Work to do: Count the lines below that include the word "label" and write that number alone.

Available data:
━━━━━━━━━━━━━━━━━━━━
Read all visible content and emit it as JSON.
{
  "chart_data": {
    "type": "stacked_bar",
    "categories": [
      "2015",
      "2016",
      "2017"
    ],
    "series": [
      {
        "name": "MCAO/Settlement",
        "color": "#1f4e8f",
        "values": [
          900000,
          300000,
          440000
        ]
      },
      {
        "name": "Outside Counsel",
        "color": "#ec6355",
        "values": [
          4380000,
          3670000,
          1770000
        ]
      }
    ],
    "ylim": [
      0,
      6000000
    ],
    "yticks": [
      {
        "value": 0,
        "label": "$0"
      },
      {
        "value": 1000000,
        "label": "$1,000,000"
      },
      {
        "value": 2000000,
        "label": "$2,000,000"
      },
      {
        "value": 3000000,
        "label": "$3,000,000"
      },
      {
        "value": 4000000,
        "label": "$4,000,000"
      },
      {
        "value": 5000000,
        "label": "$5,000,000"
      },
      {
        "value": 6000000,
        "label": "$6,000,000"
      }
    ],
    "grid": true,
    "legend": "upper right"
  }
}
━━━━━━━━━━━━━━━━━━━━
Exercise response: 7